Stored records
..............................
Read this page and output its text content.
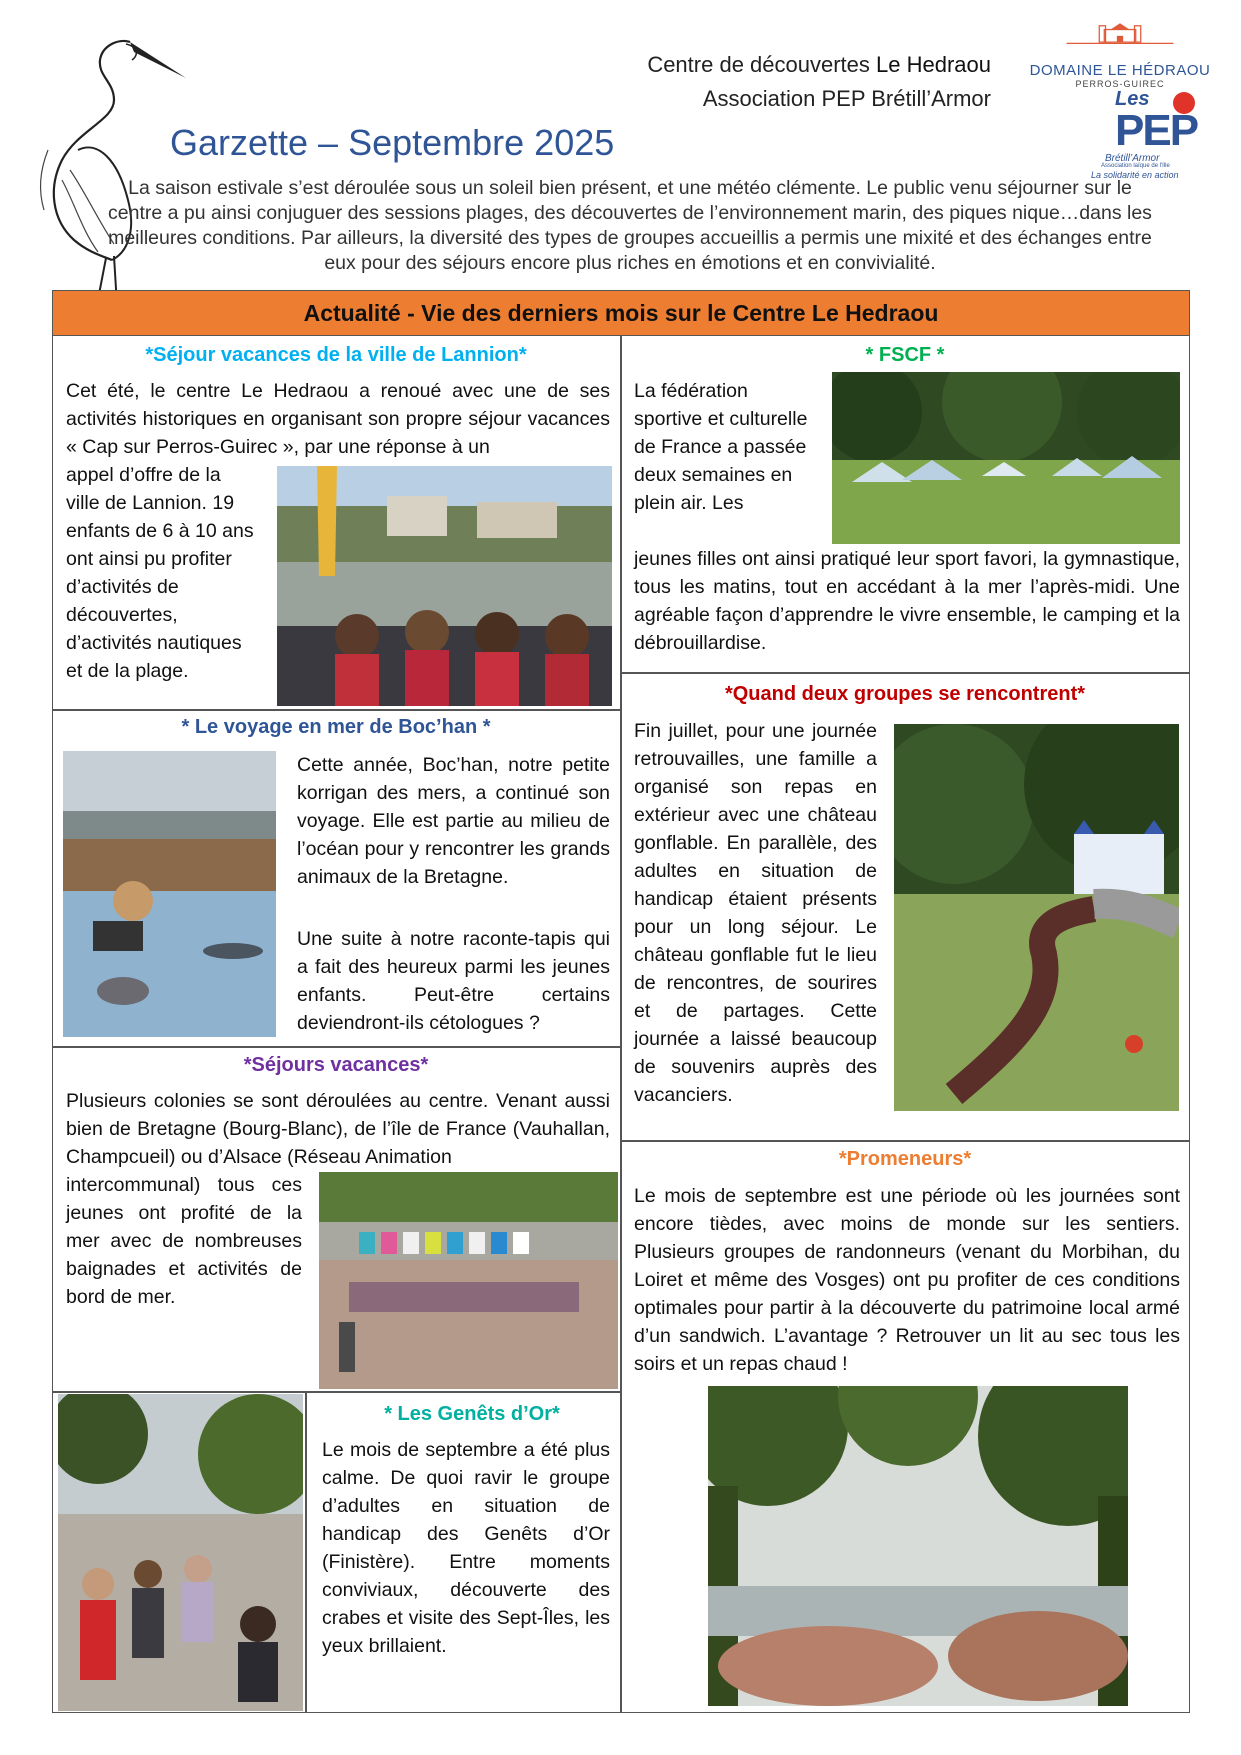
Centre de découvertes Le Hedraou
Association PEP Brétill’Armor
DOMAINE LE HÉDRAOU
PERROS-GUIREC
Les
PEP
Brétill’Armor
Association laïque de l'Ille
La solidarité en action
Garzette – Septembre 2025
La saison estivale s’est déroulée sous un soleil bien présent, et une météo clémente. Le public venu séjourner sur le centre a pu ainsi conjuguer des sessions plages, des découvertes de l’environnement marin, des piques nique…dans les meilleures conditions. Par ailleurs, la diversité des types de groupes accueillis a permis une mixité et des échanges entre eux pour des séjours encore plus riches en émotions et en convivialité.
Actualité - Vie des derniers mois sur le Centre Le Hedraou
*Séjour vacances de la ville de Lannion*
Cet été, le centre Le Hedraou a renoué avec une de ses activités historiques en organisant son propre séjour vacances « Cap sur Perros-Guirec », par une réponse à un
appel d’offre de la ville de Lannion. 19 enfants de 6 à 10 ans ont ainsi pu profiter d’activités de découvertes, d’activités nautiques et de la plage.
* FSCF *
La fédération sportive et culturelle de France a passée deux semaines en plein air. Les
jeunes filles ont ainsi pratiqué leur sport favori, la gymnastique, tous les matins, tout en accédant à la mer l’après-midi. Une agréable façon d’apprendre le vivre ensemble, le camping et la débrouillardise.
* Le voyage en mer de Boc’han *
Cette année, Boc’han, notre petite korrigan des mers, a continué son voyage. Elle est partie au milieu de l’océan pour y rencontrer les grands animaux de la Bretagne.
Une suite à notre raconte-tapis qui a fait des heureux parmi les jeunes enfants. Peut-être certains deviendront-ils cétologues ?
*Quand deux groupes se rencontrent*
Fin juillet, pour une journée retrouvailles, une famille a organisé son repas en extérieur avec une château gonflable. En parallèle, des adultes en situation de handicap étaient présents pour un long séjour. Le château gonflable fut le lieu de rencontres, de sourires et de partages. Cette journée a laissé beaucoup de souvenirs auprès des vacanciers.
*Séjours vacances*
Plusieurs colonies se sont déroulées au centre. Venant aussi bien de Bretagne (Bourg-Blanc), de l’île de France (Vauhallan, Champcueil) ou d’Alsace (Réseau Animation
intercommunal) tous ces jeunes ont profité de la mer avec de nombreuses baignades et activités de bord de mer.
*Promeneurs*
Le mois de septembre est une période où les journées sont encore tièdes, avec moins de monde sur les sentiers. Plusieurs groupes de randonneurs (venant du Morbihan, du Loiret et même des Vosges) ont pu profiter de ces conditions optimales pour partir à la découverte du patrimoine local armé d’un sandwich. L’avantage ? Retrouver un lit au sec tous les soirs et un repas chaud !
* Les Genêts d’Or*
Le mois de septembre a été plus calme. De quoi ravir le groupe d’adultes en situation de handicap des Genêts d’Or (Finistère). Entre moments conviviaux, découverte des crabes et visite des Sept-Îles, les yeux brillaient.
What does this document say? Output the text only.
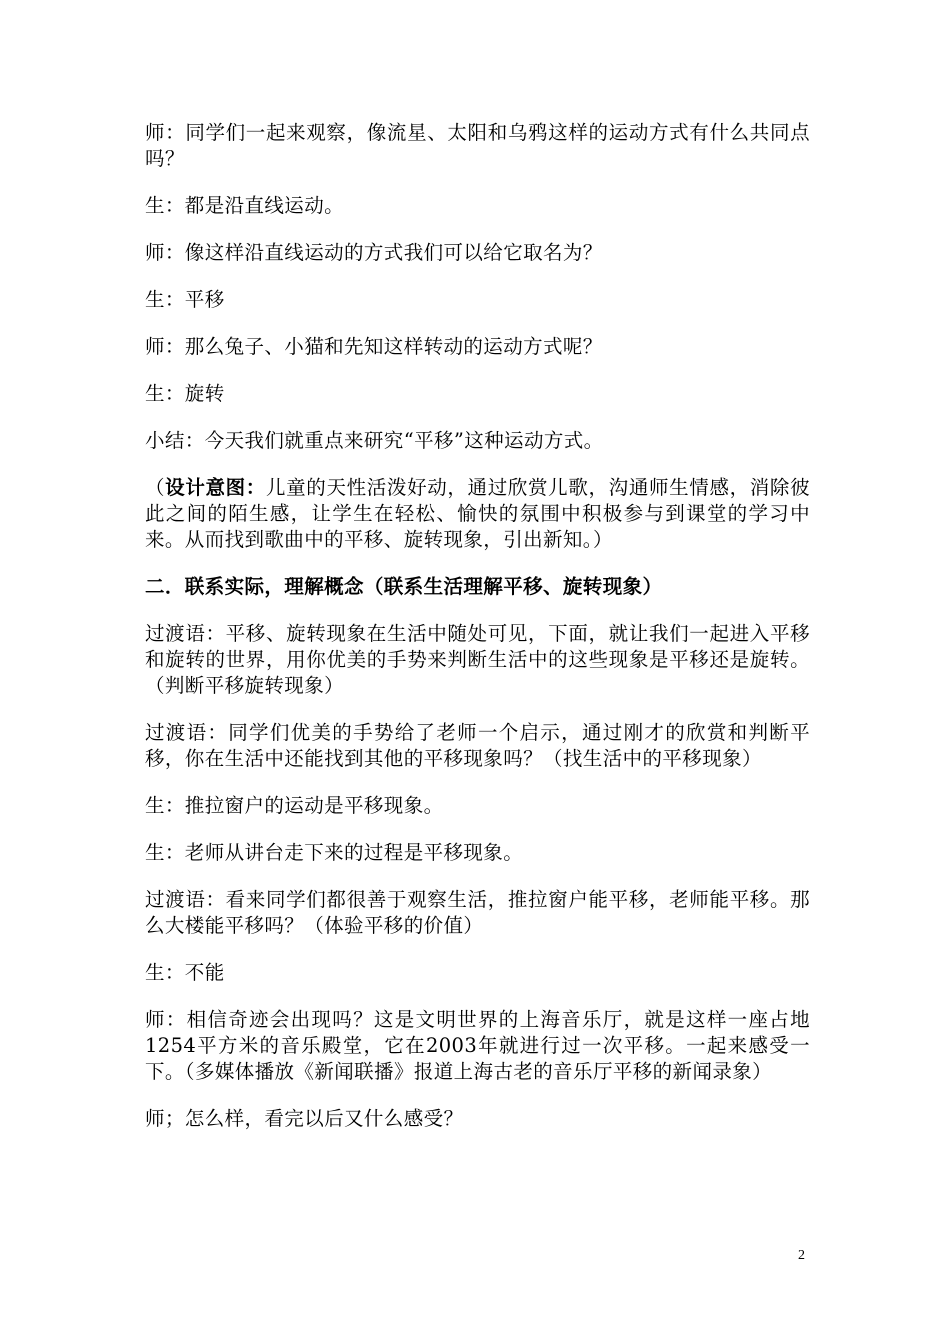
师：同学们一起来观察，像流星、太阳和乌鸦这样的运动方式有什么共同点吗？

生：都是沿直线运动。

师：像这样沿直线运动的方式我们可以给它取名为？

生：平移

师：那么兔子、小猫和先知这样转动的运动方式呢？

生：旋转

小结：今天我们就重点来研究“平移”这种运动方式。

（设计意图：儿童的天性活泼好动，通过欣赏儿歌，沟通师生情感，消除彼此之间的陌生感，让学生在轻松、愉快的氛围中积极参与到课堂的学习中来。从而找到歌曲中的平移、旋转现象，引出新知。）

二．联系实际，理解概念（联系生活理解平移、旋转现象）

过渡语：平移、旋转现象在生活中随处可见，下面，就让我们一起进入平移和旋转的世界，用你优美的手势来判断生活中的这些现象是平移还是旋转。（判断平移旋转现象）

过渡语：同学们优美的手势给了老师一个启示，通过刚才的欣赏和判断平移，你在生活中还能找到其他的平移现象吗？（找生活中的平移现象）

生：推拉窗户的运动是平移现象。

生：老师从讲台走下来的过程是平移现象。

过渡语：看来同学们都很善于观察生活，推拉窗户能平移，老师能平移。那么大楼能平移吗？（体验平移的价值）

生：不能

师：相信奇迹会出现吗？这是文明世界的上海音乐厅，就是这样一座占地1254平方米的音乐殿堂，它在2003年就进行过一次平移。一起来感受一下。（多媒体播放《新闻联播》报道上海古老的音乐厅平移的新闻录象）

师；怎么样，看完以后又什么感受？

2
..............................
Exercise task:
The pictures should not appear in the copy; every other part of the records above must be returned exactly.

Exercise answer:
Read this page and output its text content.
Centre de découvertes Le Hedraou
Association PEP Brétill’Armor
DOMAINE LE HÉDRAOU
PERROS-GUIREC
Les
PEP
Brétill’Armor
Association laïque de l'Ille
La solidarité en action
Garzette – Septembre 2025
La saison estivale s’est déroulée sous un soleil bien présent, et une météo clémente. Le public venu séjourner sur le centre a pu ainsi conjuguer des sessions plages, des découvertes de l’environnement marin, des piques nique…dans les meilleures conditions. Par ailleurs, la diversité des types de groupes accueillis a permis une mixité et des échanges entre eux pour des séjours encore plus riches en émotions et en convivialité.
Actualité - Vie des derniers mois sur le Centre Le Hedraou
*Séjour vacances de la ville de Lannion*
Cet été, le centre Le Hedraou a renoué avec une de ses activités historiques en organisant son propre séjour vacances « Cap sur Perros-Guirec », par une réponse à un
appel d’offre de la ville de Lannion. 19 enfants de 6 à 10 ans ont ainsi pu profiter d’activités de découvertes, d’activités nautiques et de la plage.
* FSCF *
La fédération sportive et culturelle de France a passée deux semaines en plein air. Les
jeunes filles ont ainsi pratiqué leur sport favori, la gymnastique, tous les matins, tout en accédant à la mer l’après-midi. Une agréable façon d’apprendre le vivre ensemble, le camping et la débrouillardise.
* Le voyage en mer de Boc’han *
Cette année, Boc’han, notre petite korrigan des mers, a continué son voyage. Elle est partie au milieu de l’océan pour y rencontrer les grands animaux de la Bretagne.
Une suite à notre raconte-tapis qui a fait des heureux parmi les jeunes enfants. Peut-être certains deviendront-ils cétologues ?
*Quand deux groupes se rencontrent*
Fin juillet, pour une journée retrouvailles, une famille a organisé son repas en extérieur avec une château gonflable. En parallèle, des adultes en situation de handicap étaient présents pour un long séjour. Le château gonflable fut le lieu de rencontres, de sourires et de partages. Cette journée a laissé beaucoup de souvenirs auprès des vacanciers.
*Séjours vacances*
Plusieurs colonies se sont déroulées au centre. Venant aussi bien de Bretagne (Bourg-Blanc), de l’île de France (Vauhallan, Champcueil) ou d’Alsace (Réseau Animation
intercommunal) tous ces jeunes ont profité de la mer avec de nombreuses baignades et activités de bord de mer.
*Promeneurs*
Le mois de septembre est une période où les journées sont encore tièdes, avec moins de monde sur les sentiers. Plusieurs groupes de randonneurs (venant du Morbihan, du Loiret et même des Vosges) ont pu profiter de ces conditions optimales pour partir à la découverte du patrimoine local armé d’un sandwich. L’avantage ? Retrouver un lit au sec tous les soirs et un repas chaud !
* Les Genêts d’Or*
Le mois de septembre a été plus calme. De quoi ravir le groupe d’adultes en situation de handicap des Genêts d’Or (Finistère). Entre moments conviviaux, découverte des crabes et visite des Sept-Îles, les yeux brillaient.
What does this document say? Output the text only.
师：同学们一起来观察，像流星、太阳和乌鸦这样的运动方式有什么共同点吗？

生：都是沿直线运动。

师：像这样沿直线运动的方式我们可以给它取名为？

生：平移

师：那么兔子、小猫和先知这样转动的运动方式呢？

生：旋转

小结：今天我们就重点来研究“平移”这种运动方式。

（设计意图：儿童的天性活泼好动，通过欣赏儿歌，沟通师生情感，消除彼此之间的陌生感，让学生在轻松、愉快的氛围中积极参与到课堂的学习中来。从而找到歌曲中的平移、旋转现象，引出新知。）

二．联系实际，理解概念（联系生活理解平移、旋转现象）

过渡语：平移、旋转现象在生活中随处可见，下面，就让我们一起进入平移和旋转的世界，用你优美的手势来判断生活中的这些现象是平移还是旋转。（判断平移旋转现象）

过渡语：同学们优美的手势给了老师一个启示，通过刚才的欣赏和判断平移，你在生活中还能找到其他的平移现象吗？（找生活中的平移现象）

生：推拉窗户的运动是平移现象。

生：老师从讲台走下来的过程是平移现象。

过渡语：看来同学们都很善于观察生活，推拉窗户能平移，老师能平移。那么大楼能平移吗？（体验平移的价值）

生：不能

师：相信奇迹会出现吗？这是文明世界的上海音乐厅，就是这样一座占地1254平方米的音乐殿堂，它在2003年就进行过一次平移。一起来感受一下。（多媒体播放《新闻联播》报道上海古老的音乐厅平移的新闻录象）

师；怎么样，看完以后又什么感受？

2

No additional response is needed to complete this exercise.